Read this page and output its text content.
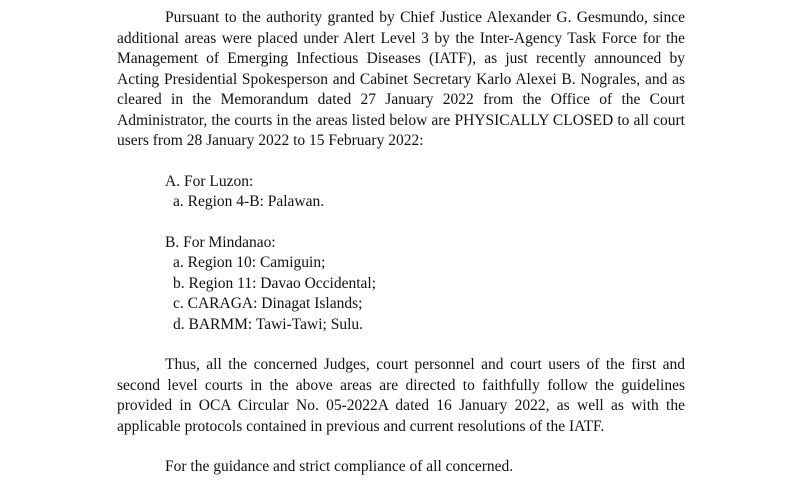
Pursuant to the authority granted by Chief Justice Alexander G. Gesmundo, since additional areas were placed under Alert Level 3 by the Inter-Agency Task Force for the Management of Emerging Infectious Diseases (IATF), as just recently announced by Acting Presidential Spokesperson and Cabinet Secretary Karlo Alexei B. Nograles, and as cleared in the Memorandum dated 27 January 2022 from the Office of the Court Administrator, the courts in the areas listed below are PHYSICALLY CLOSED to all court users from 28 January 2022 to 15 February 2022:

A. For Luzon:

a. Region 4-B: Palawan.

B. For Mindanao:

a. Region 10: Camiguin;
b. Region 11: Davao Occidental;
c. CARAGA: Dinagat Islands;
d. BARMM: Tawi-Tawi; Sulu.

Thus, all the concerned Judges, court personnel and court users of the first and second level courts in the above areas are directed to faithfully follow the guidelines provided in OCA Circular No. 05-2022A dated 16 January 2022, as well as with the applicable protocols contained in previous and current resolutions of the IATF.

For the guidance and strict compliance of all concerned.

· · · ·

### Short task
Leave images out of the retyped records; keep all else exact.

### Result below
Read this page and output its text content.
Pursuant to the authority granted by Chief Justice Alexander G. Gesmundo, since additional areas were placed under Alert Level 3 by the Inter-Agency Task Force for the Management of Emerging Infectious Diseases (IATF), as just recently announced by Acting Presidential Spokesperson and Cabinet Secretary Karlo Alexei B. Nograles, and as cleared in the Memorandum dated 27 January 2022 from the Office of the Court Administrator, the courts in the areas listed below are PHYSICALLY CLOSED to all court users from 28 January 2022 to 15 February 2022:

A. For Luzon:

a. Region 4-B: Palawan.

B. For Mindanao:

a. Region 10: Camiguin;
b. Region 11: Davao Occidental;
c. CARAGA: Dinagat Islands;
d. BARMM: Tawi-Tawi; Sulu.

Thus, all the concerned Judges, court personnel and court users of the first and second level courts in the above areas are directed to faithfully follow the guidelines provided in OCA Circular No. 05-2022A dated 16 January 2022, as well as with the applicable protocols contained in previous and current resolutions of the IATF.

For the guidance and strict compliance of all concerned.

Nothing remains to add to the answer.